Entries taken from a collection
================================

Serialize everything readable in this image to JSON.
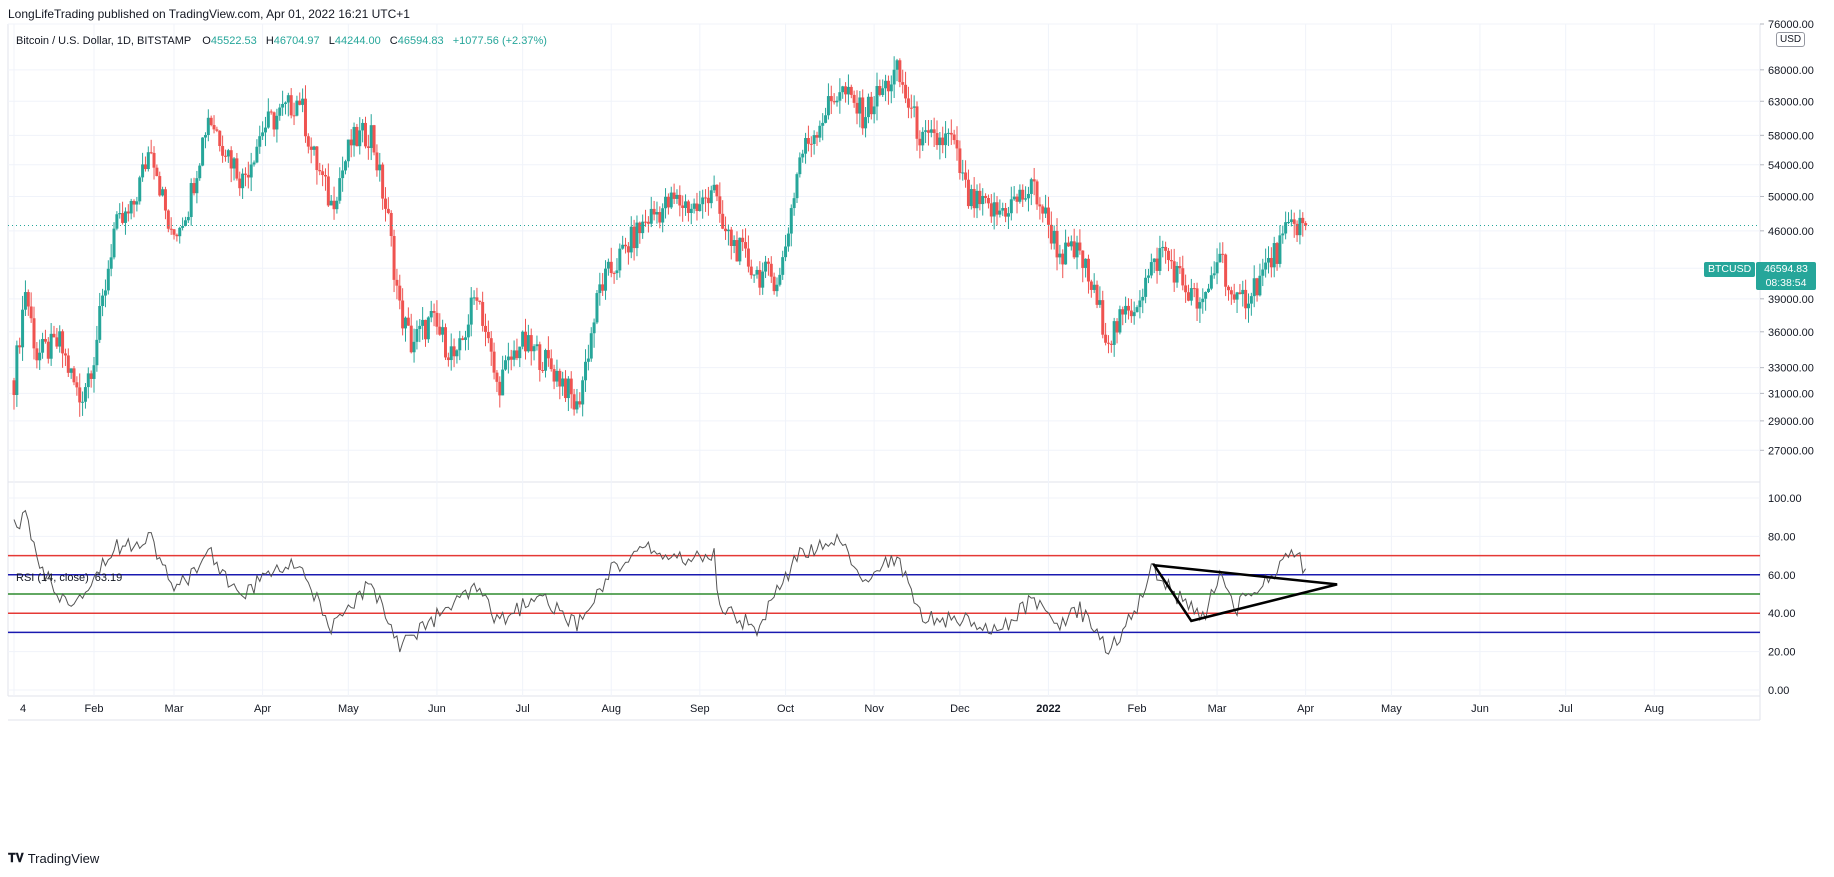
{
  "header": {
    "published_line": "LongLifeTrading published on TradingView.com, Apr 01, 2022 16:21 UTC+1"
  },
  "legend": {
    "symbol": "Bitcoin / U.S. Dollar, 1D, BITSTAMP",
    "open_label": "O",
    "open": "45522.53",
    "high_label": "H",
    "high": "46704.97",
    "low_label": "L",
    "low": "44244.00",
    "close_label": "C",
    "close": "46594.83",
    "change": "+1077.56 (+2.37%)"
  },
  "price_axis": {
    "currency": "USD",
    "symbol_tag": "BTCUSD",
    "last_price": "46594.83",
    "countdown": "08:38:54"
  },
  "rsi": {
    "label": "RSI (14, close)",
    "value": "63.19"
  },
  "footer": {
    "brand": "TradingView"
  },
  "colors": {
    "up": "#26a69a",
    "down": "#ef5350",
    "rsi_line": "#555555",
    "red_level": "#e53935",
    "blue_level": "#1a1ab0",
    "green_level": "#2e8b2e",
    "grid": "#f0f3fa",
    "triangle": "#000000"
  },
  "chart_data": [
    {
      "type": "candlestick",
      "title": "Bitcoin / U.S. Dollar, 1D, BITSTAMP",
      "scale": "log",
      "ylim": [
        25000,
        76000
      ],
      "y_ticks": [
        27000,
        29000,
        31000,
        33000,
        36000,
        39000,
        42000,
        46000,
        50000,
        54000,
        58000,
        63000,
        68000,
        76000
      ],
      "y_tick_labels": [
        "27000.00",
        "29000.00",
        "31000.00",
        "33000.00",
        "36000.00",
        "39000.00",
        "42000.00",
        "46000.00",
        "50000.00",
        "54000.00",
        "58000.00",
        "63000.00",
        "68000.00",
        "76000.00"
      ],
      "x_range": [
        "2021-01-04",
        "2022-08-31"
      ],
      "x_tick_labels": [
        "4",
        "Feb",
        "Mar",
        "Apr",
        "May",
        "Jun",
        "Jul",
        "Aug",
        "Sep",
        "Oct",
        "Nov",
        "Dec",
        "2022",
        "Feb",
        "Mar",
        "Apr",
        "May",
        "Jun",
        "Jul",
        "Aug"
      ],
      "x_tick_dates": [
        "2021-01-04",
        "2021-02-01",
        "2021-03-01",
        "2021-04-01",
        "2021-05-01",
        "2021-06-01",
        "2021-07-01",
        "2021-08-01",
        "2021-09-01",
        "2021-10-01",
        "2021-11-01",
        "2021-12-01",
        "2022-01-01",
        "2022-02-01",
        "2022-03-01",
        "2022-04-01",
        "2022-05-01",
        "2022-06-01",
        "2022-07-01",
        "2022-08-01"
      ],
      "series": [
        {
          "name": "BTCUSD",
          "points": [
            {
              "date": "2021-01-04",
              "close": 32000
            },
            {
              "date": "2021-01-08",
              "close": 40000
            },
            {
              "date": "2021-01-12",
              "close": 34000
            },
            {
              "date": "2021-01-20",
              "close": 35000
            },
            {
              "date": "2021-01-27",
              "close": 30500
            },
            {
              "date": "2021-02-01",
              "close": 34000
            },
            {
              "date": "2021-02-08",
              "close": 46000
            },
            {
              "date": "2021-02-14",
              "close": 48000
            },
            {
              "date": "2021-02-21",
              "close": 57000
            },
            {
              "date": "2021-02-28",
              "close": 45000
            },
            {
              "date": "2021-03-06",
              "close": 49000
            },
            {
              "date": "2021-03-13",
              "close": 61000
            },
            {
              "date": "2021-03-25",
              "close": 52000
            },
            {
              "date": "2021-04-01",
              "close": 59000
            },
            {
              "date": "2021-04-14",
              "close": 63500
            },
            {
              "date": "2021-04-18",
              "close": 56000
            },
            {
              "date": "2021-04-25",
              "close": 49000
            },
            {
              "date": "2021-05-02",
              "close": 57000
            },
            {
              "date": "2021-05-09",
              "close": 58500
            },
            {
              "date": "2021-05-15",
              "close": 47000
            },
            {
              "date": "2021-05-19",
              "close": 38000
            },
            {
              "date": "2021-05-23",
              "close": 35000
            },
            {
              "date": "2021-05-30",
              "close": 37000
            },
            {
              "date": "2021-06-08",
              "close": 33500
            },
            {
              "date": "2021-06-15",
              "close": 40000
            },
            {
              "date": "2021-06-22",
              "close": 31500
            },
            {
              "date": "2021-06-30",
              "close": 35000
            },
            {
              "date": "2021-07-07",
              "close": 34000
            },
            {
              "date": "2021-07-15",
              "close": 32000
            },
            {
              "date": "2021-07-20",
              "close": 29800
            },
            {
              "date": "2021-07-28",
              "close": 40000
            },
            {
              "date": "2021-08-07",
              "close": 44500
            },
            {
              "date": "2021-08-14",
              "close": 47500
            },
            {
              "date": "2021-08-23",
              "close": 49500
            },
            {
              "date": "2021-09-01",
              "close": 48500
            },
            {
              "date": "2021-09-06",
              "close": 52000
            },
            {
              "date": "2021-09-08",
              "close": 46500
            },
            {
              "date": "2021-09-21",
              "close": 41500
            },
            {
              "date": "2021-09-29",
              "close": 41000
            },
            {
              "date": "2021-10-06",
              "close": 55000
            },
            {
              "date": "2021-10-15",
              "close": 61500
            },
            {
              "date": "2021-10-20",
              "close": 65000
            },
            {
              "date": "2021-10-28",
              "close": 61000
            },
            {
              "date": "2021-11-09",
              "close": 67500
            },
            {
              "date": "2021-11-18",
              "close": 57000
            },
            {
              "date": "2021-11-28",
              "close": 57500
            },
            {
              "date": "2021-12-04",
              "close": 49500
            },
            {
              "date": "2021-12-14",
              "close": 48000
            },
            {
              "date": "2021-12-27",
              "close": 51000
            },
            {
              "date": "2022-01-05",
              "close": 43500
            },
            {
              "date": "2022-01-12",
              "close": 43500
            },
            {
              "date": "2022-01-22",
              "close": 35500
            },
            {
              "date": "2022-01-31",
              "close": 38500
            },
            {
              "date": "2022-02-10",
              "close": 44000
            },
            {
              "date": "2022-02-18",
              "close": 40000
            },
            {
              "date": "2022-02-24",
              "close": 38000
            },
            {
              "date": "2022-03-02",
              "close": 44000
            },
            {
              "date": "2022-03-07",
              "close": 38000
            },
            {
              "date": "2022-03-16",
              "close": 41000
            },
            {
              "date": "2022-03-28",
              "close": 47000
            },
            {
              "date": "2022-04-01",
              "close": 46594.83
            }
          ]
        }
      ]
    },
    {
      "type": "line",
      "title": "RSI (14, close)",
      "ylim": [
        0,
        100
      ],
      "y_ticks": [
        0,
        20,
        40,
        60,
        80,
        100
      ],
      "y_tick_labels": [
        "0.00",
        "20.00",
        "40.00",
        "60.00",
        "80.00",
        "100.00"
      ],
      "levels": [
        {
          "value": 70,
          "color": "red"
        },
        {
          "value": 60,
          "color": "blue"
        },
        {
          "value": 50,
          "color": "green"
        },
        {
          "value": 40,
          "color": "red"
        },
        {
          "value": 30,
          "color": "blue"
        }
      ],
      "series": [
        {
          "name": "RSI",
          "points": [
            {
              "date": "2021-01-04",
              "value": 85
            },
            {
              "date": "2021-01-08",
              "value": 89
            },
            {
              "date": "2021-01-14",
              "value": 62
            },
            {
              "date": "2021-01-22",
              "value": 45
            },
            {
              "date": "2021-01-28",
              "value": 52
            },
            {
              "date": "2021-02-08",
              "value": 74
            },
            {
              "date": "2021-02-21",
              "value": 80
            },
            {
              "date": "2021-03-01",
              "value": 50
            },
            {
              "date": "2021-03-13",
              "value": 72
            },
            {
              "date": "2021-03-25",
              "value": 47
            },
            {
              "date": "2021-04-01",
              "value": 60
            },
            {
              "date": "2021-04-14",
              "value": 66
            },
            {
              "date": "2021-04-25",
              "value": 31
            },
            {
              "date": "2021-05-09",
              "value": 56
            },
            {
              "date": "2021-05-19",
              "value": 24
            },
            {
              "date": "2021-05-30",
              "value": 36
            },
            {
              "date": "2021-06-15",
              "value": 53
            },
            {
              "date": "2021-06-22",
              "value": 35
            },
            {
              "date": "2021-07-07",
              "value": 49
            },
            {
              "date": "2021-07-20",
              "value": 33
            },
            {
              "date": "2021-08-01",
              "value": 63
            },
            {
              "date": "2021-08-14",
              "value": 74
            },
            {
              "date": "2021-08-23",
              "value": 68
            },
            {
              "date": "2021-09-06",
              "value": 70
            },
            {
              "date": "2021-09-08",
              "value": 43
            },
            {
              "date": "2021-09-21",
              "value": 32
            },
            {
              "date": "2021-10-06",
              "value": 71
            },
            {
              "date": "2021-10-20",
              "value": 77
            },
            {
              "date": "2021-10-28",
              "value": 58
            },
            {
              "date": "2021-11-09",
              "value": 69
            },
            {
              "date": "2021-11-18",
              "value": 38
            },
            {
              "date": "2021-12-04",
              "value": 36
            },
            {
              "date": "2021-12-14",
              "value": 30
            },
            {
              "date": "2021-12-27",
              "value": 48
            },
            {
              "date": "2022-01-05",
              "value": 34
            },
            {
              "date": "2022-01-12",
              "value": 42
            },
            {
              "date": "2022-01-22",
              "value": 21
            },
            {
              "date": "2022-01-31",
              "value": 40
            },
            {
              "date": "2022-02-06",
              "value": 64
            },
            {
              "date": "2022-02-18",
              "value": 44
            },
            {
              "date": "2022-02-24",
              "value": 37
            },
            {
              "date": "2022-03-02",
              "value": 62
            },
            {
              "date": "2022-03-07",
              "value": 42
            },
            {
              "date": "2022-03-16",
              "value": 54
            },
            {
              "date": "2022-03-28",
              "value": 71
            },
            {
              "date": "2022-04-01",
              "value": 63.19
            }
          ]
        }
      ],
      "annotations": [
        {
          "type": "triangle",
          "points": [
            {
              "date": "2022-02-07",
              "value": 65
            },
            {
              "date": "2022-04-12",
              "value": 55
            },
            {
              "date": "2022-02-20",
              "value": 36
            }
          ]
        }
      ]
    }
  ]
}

================================

Exercise objective:
Look through the entries above and report each line where the string "TradingView" occurs.

The output:
    "published_line": "LongLifeTrading published on TradingView.com, Apr 01, 2022 16:21 UTC+1"
    "brand": "TradingView"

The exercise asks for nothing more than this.